Your instructions: Word for word, retype every entry in the listing.

--- begin Data listing ---

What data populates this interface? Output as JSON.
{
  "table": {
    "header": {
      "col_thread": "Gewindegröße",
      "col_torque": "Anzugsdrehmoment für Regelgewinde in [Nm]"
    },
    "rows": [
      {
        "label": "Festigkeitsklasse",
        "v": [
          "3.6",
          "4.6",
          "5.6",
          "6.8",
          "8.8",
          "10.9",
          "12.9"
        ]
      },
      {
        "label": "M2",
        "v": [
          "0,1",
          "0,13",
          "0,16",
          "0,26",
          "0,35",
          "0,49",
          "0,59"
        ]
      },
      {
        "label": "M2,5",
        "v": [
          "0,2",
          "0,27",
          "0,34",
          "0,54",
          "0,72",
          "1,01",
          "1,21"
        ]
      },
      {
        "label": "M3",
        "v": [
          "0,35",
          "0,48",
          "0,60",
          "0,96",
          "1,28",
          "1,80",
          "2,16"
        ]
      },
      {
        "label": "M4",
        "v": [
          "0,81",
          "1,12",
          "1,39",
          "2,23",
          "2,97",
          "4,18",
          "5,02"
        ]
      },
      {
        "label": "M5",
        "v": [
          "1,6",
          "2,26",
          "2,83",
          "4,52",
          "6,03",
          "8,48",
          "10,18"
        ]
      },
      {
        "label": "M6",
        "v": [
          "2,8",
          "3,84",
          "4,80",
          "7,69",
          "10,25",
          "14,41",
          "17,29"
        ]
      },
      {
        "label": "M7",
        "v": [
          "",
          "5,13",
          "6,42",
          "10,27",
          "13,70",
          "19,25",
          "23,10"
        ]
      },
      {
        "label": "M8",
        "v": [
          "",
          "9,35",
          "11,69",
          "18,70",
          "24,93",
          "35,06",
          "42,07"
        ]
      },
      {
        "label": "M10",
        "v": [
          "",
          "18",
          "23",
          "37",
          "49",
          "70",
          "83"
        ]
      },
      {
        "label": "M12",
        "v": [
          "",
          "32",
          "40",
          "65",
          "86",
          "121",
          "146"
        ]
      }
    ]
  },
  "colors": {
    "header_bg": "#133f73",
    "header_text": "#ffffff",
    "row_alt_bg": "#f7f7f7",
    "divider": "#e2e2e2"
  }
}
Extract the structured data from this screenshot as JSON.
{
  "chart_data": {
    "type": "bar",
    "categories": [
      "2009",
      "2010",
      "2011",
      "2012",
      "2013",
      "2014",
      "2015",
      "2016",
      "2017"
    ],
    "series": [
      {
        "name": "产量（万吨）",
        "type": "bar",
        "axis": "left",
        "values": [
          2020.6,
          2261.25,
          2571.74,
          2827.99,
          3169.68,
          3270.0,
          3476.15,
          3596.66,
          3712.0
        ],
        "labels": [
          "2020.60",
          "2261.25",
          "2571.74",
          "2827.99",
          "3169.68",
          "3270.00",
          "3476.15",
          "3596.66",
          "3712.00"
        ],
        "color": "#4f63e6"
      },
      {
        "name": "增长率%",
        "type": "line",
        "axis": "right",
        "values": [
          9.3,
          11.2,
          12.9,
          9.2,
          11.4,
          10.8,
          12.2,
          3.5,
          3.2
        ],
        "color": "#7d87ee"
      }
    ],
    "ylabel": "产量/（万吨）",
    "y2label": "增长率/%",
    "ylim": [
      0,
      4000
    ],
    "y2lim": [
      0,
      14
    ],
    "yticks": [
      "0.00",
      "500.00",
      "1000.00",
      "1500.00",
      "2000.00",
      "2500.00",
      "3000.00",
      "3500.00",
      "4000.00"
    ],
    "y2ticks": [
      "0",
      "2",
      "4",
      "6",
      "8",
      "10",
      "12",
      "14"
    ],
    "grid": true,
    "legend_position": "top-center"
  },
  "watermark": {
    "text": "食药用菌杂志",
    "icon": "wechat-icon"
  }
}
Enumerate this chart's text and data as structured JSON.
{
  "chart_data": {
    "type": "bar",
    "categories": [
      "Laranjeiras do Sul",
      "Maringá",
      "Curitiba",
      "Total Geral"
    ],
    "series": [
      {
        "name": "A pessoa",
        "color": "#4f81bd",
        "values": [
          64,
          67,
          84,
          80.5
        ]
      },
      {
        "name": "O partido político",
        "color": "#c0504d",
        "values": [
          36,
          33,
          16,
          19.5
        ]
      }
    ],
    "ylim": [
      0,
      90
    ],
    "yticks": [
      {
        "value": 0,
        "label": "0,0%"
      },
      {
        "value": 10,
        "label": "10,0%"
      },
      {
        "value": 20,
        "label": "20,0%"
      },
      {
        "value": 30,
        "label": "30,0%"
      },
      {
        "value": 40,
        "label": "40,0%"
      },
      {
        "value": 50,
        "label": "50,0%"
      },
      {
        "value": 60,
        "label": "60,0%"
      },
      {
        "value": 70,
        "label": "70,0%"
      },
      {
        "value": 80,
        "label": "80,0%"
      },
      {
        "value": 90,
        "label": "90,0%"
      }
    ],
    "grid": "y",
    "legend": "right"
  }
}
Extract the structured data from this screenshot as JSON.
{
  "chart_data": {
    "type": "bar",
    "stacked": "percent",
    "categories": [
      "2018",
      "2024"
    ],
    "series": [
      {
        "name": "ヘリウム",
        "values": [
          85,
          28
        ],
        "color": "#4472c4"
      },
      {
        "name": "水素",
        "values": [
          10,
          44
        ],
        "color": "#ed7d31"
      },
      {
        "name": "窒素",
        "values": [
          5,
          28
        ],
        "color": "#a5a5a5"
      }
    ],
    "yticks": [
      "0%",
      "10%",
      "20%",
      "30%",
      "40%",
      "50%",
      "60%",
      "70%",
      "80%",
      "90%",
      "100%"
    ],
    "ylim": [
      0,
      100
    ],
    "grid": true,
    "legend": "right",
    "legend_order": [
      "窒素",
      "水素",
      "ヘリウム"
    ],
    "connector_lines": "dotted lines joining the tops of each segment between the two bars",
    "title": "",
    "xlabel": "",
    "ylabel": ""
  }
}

--- end Data listing ---

Solution to this task:
What data populates this interface? Output as JSON.
{
  "table": {
    "header": {
      "col_thread": "Gewindegröße",
      "col_torque": "Anzugsdrehmoment für Regelgewinde in [Nm]"
    },
    "rows": [
      {
        "label": "Festigkeitsklasse",
        "v": [
          "3.6",
          "4.6",
          "5.6",
          "6.8",
          "8.8",
          "10.9",
          "12.9"
        ]
      },
      {
        "label": "M2",
        "v": [
          "0,1",
          "0,13",
          "0,16",
          "0,26",
          "0,35",
          "0,49",
          "0,59"
        ]
      },
      {
        "label": "M2,5",
        "v": [
          "0,2",
          "0,27",
          "0,34",
          "0,54",
          "0,72",
          "1,01",
          "1,21"
        ]
      },
      {
        "label": "M3",
        "v": [
          "0,35",
          "0,48",
          "0,60",
          "0,96",
          "1,28",
          "1,80",
          "2,16"
        ]
      },
      {
        "label": "M4",
        "v": [
          "0,81",
          "1,12",
          "1,39",
          "2,23",
          "2,97",
          "4,18",
          "5,02"
        ]
      },
      {
        "label": "M5",
        "v": [
          "1,6",
          "2,26",
          "2,83",
          "4,52",
          "6,03",
          "8,48",
          "10,18"
        ]
      },
      {
        "label": "M6",
        "v": [
          "2,8",
          "3,84",
          "4,80",
          "7,69",
          "10,25",
          "14,41",
          "17,29"
        ]
      },
      {
        "label": "M7",
        "v": [
          "",
          "5,13",
          "6,42",
          "10,27",
          "13,70",
          "19,25",
          "23,10"
        ]
      },
      {
        "label": "M8",
        "v": [
          "",
          "9,35",
          "11,69",
          "18,70",
          "24,93",
          "35,06",
          "42,07"
        ]
      },
      {
        "label": "M10",
        "v": [
          "",
          "18",
          "23",
          "37",
          "49",
          "70",
          "83"
        ]
      },
      {
        "label": "M12",
        "v": [
          "",
          "32",
          "40",
          "65",
          "86",
          "121",
          "146"
        ]
      }
    ]
  },
  "colors": {
    "header_bg": "#133f73",
    "header_text": "#ffffff",
    "row_alt_bg": "#f7f7f7",
    "divider": "#e2e2e2"
  }
}
Extract the structured data from this screenshot as JSON.
{
  "chart_data": {
    "type": "bar",
    "categories": [
      "2009",
      "2010",
      "2011",
      "2012",
      "2013",
      "2014",
      "2015",
      "2016",
      "2017"
    ],
    "series": [
      {
        "name": "产量（万吨）",
        "type": "bar",
        "axis": "left",
        "values": [
          2020.6,
          2261.25,
          2571.74,
          2827.99,
          3169.68,
          3270.0,
          3476.15,
          3596.66,
          3712.0
        ],
        "labels": [
          "2020.60",
          "2261.25",
          "2571.74",
          "2827.99",
          "3169.68",
          "3270.00",
          "3476.15",
          "3596.66",
          "3712.00"
        ],
        "color": "#4f63e6"
      },
      {
        "name": "增长率%",
        "type": "line",
        "axis": "right",
        "values": [
          9.3,
          11.2,
          12.9,
          9.2,
          11.4,
          10.8,
          12.2,
          3.5,
          3.2
        ],
        "color": "#7d87ee"
      }
    ],
    "ylabel": "产量/（万吨）",
    "y2label": "增长率/%",
    "ylim": [
      0,
      4000
    ],
    "y2lim": [
      0,
      14
    ],
    "yticks": [
      "0.00",
      "500.00",
      "1000.00",
      "1500.00",
      "2000.00",
      "2500.00",
      "3000.00",
      "3500.00",
      "4000.00"
    ],
    "y2ticks": [
      "0",
      "2",
      "4",
      "6",
      "8",
      "10",
      "12",
      "14"
    ],
    "grid": true,
    "legend_position": "top-center"
  },
  "watermark": {
    "text": "食药用菌杂志",
    "icon": "wechat-icon"
  }
}
Enumerate this chart's text and data as structured JSON.
{
  "chart_data": {
    "type": "bar",
    "categories": [
      "Laranjeiras do Sul",
      "Maringá",
      "Curitiba",
      "Total Geral"
    ],
    "series": [
      {
        "name": "A pessoa",
        "color": "#4f81bd",
        "values": [
          64,
          67,
          84,
          80.5
        ]
      },
      {
        "name": "O partido político",
        "color": "#c0504d",
        "values": [
          36,
          33,
          16,
          19.5
        ]
      }
    ],
    "ylim": [
      0,
      90
    ],
    "yticks": [
      {
        "value": 0,
        "label": "0,0%"
      },
      {
        "value": 10,
        "label": "10,0%"
      },
      {
        "value": 20,
        "label": "20,0%"
      },
      {
        "value": 30,
        "label": "30,0%"
      },
      {
        "value": 40,
        "label": "40,0%"
      },
      {
        "value": 50,
        "label": "50,0%"
      },
      {
        "value": 60,
        "label": "60,0%"
      },
      {
        "value": 70,
        "label": "70,0%"
      },
      {
        "value": 80,
        "label": "80,0%"
      },
      {
        "value": 90,
        "label": "90,0%"
      }
    ],
    "grid": "y",
    "legend": "right"
  }
}
Extract the structured data from this screenshot as JSON.
{
  "chart_data": {
    "type": "bar",
    "stacked": "percent",
    "categories": [
      "2018",
      "2024"
    ],
    "series": [
      {
        "name": "ヘリウム",
        "values": [
          85,
          28
        ],
        "color": "#4472c4"
      },
      {
        "name": "水素",
        "values": [
          10,
          44
        ],
        "color": "#ed7d31"
      },
      {
        "name": "窒素",
        "values": [
          5,
          28
        ],
        "color": "#a5a5a5"
      }
    ],
    "yticks": [
      "0%",
      "10%",
      "20%",
      "30%",
      "40%",
      "50%",
      "60%",
      "70%",
      "80%",
      "90%",
      "100%"
    ],
    "ylim": [
      0,
      100
    ],
    "grid": true,
    "legend": "right",
    "legend_order": [
      "窒素",
      "水素",
      "ヘリウム"
    ],
    "connector_lines": "dotted lines joining the tops of each segment between the two bars",
    "title": "",
    "xlabel": "",
    "ylabel": ""
  }
}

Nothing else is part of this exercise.